- **THE EXERCISE**
Go through the material below and copy each line where the word "legs" appears.
+++ DATA LISTING +++
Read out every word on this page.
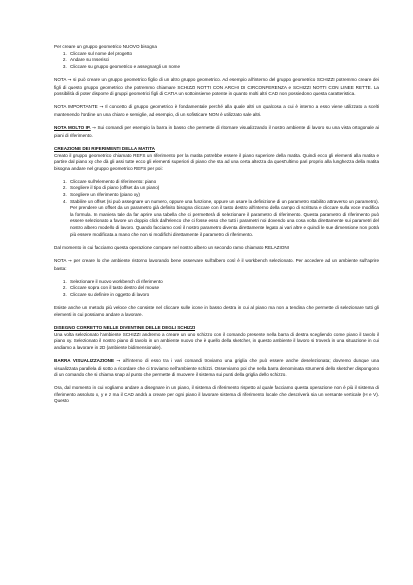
Per creare un gruppo geometrico NUOVO bisogna

1. Cliccare sul nome del progetto
2. Andare su Inserisci
3. Cliccare su gruppo geometrico e assegnargli un nome

NOTA → si può creare un gruppo geometrico figlio di un altro gruppo geometrico. Ad esempio all'interno del gruppo geometrico SCHIZZI potremmo creare dei figli di questo gruppo geometrico che potremmo chiamare SCHIZZI NOTTI CON ARCHI DI CIRCONFERENZA e SCHIZZI NOTTI CON LINEE RETTE. La possibilità di poter disporre di gruppi geometrici figli di CATIA un sottoinsieme potente in quanto molti altri CAD non possiedono questa caratteristica.

NOTA IMPORTANTE → Il concetto di gruppo geometrico è fondamentale perché alla quale altri un qualcosa a cui è interno a esso viene utilizzato a scelti mantenendo l'ordine un una chiaro e semiglie, ad esempio, di un sofisticare NON è utilizzato sale altri.

NOTA MOLTO IP. → Sui comandi per esempio la barra in basso che permette di ritornare visualizzando il nostro ambiente di lavoro su una vista ortogonale ai piani di riferimento.

CREAZIONE DEI RIFERIMENTI DELLA MATITA

Creato il gruppo geometrico chiamato REFS un riferimento per la matita potrebbe essere il piano superiore della matita. Quindi ecco gli elementi alla matita e partire dal piano xy che dà gli assi tutte ecco gli elementi superiori di piano che sta ad una certa altezza da quest'ultimo pari proprio alla lunghezza della matita bisogna andare nel gruppo geometrico REFS per poi:

1. Cliccare sull'elemento di riferimento: piano
2. Scegliere il tipo di piano (offset da un piano)
3. Scegliere un riferimento (piano xy)
4. Stabilire un offset (si può assegnare un numero, oppure una funzione, oppure un usare la definizione di un parametro stabilito attraverso un parametro). Per prendere un offset da un parametro già definito bisogna cliccare con il tasto destro all'interno della campo di scrittura e cliccare sulla voce modifica la formula. In maniera tale da far aprire una tabella che ci permetterà di selezionare il parametro di riferimento. Questa parametro di riferimento può essere selezionato a favore un doppio click dall'elenco che ci fosse esso che tutti i parametri noi dovendo una cosa volta direttamente sui parametri del nostro albero modello di lavoro. Quando facciamo così il nostro parametro diventa direttamente legato ai vari altre e quindi le sue dimensione non potrà più essere modificata a mano che non si modifichi direttamente il parametro di riferimento.

Dal momento in cui facciamo questa operazione compare nel nostro albero un secondo ramo chiamato RELAZIONI

NOTA → per creare lo che ambiente ristorno lavorando bene osservare sull'albero così è il workbench selezionato. Per accedere ad un ambiente sull'aprire basta:

1. Selezionare il nuovo workbench di riferimento
2. Cliccare sopra con il tasto destro del mouse
3. Cliccare su definire in oggetto di lavoro

Esiste anche un metodo più veloce che consiste nel cliccare sulle icone in basso destra in cui al piano ma non a tendina che permette di selezionare tutti gli elementi in cui possiamo andare a lavorare.

DISEGNO CORRETTO NELLE DIVENTINE DELLE DEGLI SCHIZZI

Una volta selezionato l'ambiente SCHIZZI andremo a creare un uno schizzo con il comando presente nella barra di destra scegliendo come piano il tavolo il piano xy. Selezionato il nostro piano di tavolo in un ambiente nuovo che è quello della sketcher, in questo ambiente il lavoro si troverà in una situazione in cui andiamo a lavorare in 2D (ambiente bidimensionale).

BARRA VISUALIZZAZIONE → all'interno di esso tra i vari comandi troviamo una griglia che può essere anche deselezionata; dovremo dunque una visualizzata parallela di sotto a ricordare che ci troviamo nell'ambiente schizzi. Osserviamo poi che nella barra denominata strumenti dello sketcher dispongono di un comando che si chiama snap al punto che permette di muovere il sistema sui punti della griglia dello schizzo.

Ora, dal momento in cui vogliamo andare a disegnare in un piano, il sistema di riferimento rispetto al quale facciamo questa operazione non è più il sistema di riferimento assoluto x, y e z ma il CAD andrà a creare per ogni piano il lavorare sistema di riferimento locale che descriverà sia un versante verticale (H e V). Questo
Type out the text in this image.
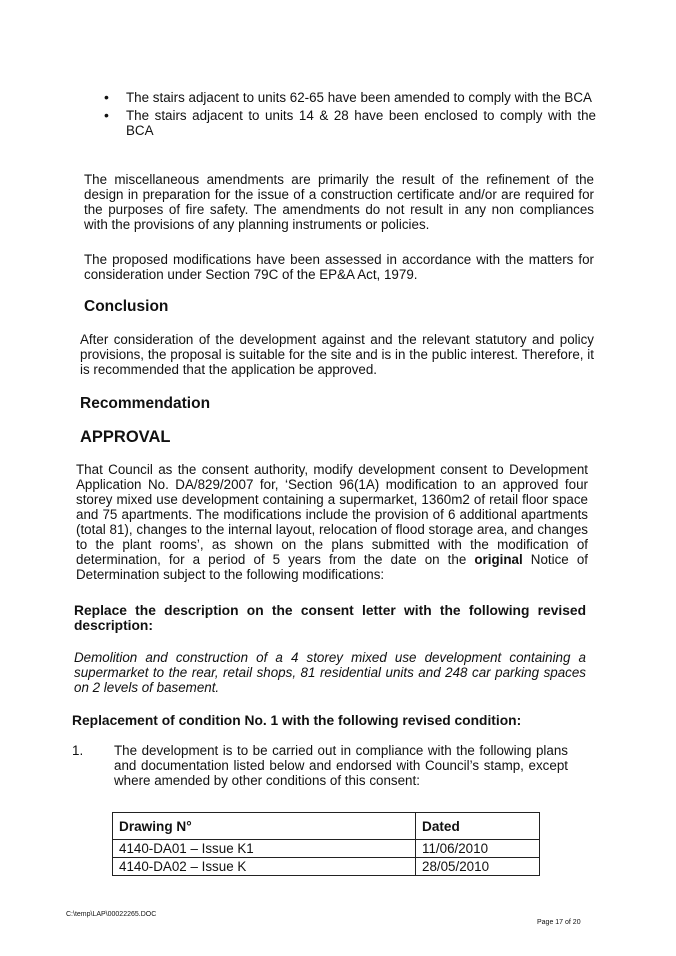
• The stairs adjacent to units 62-65 have been amended to comply with the BCA
• The stairs adjacent to units 14 & 28 have been enclosed to comply with the BCA
The miscellaneous amendments are primarily the result of the refinement of the design in preparation for the issue of a construction certificate and/or are required for the purposes of fire safety. The amendments do not result in any non compliances with the provisions of any planning instruments or policies.
The proposed modifications have been assessed in accordance with the matters for consideration under Section 79C of the EP&A Act, 1979.
Conclusion
After consideration of the development against and the relevant statutory and policy provisions, the proposal is suitable for the site and is in the public interest. Therefore, it is recommended that the application be approved.
Recommendation
APPROVAL
That Council as the consent authority, modify development consent to Development Application No. DA/829/2007 for, ‘Section 96(1A) modification to an approved four storey mixed use development containing a supermarket, 1360m2 of retail floor space and 75 apartments. The modifications include the provision of 6 additional apartments (total 81), changes to the internal layout, relocation of flood storage area, and changes to the plant rooms’, as shown on the plans submitted with the modification of determination, for a period of 5 years from the date on the original Notice of Determination subject to the following modifications:
Replace the description on the consent letter with the following revised description:
Demolition and construction of a 4 storey mixed use development containing a supermarket to the rear, retail shops, 81 residential units and 248 car parking spaces on 2 levels of basement.
Replacement of condition No. 1 with the following revised condition:
1. The development is to be carried out in compliance with the following plans and documentation listed below and endorsed with Council’s stamp, except where amended by other conditions of this consent:
Drawing N°	Dated
4140-DA01 – Issue K1	11/06/2010
4140-DA02 – Issue K	28/05/2010
C:\temp\LAP\00022265.DOC
Page 17 of 20
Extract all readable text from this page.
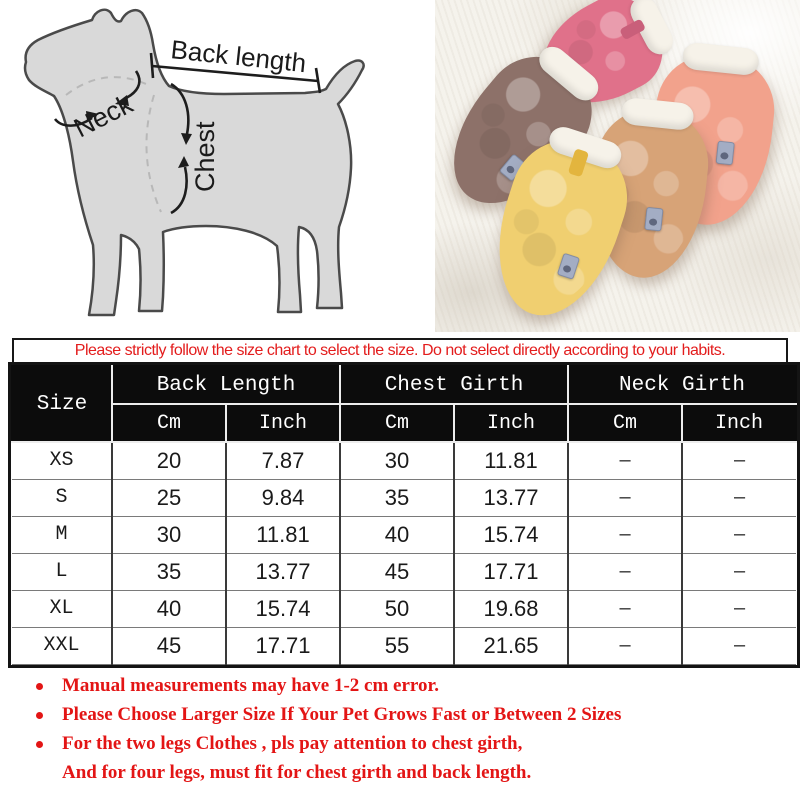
Back length
Neck
Chest
Please strictly follow the size chart to select the size. Do not select directly according to your habits.
Size	Back Length		Chest Girth		Neck Girth	
	Cm	Inch	Cm	Inch	Cm	Inch
XS	20	7.87	30	11.81	–	–
S	25	9.84	35	13.77	–	–
M	30	11.81	40	15.74	–	–
L	35	13.77	45	17.71	–	–
XL	40	15.74	50	19.68	–	–
XXL	45	17.71	55	21.65	–	–
Manual measurements may have 1-2 cm error.
Please Choose Larger Size If Your Pet Grows Fast or Between 2 Sizes
For the two legs Clothes , pls pay attention to chest girth,
And for four legs, must fit for chest girth and back length.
+++
- **SOLUTION FOR THIS PROBLEM**
For the two legs Clothes , pls pay attention to chest girth,
And for four legs, must fit for chest girth and back length.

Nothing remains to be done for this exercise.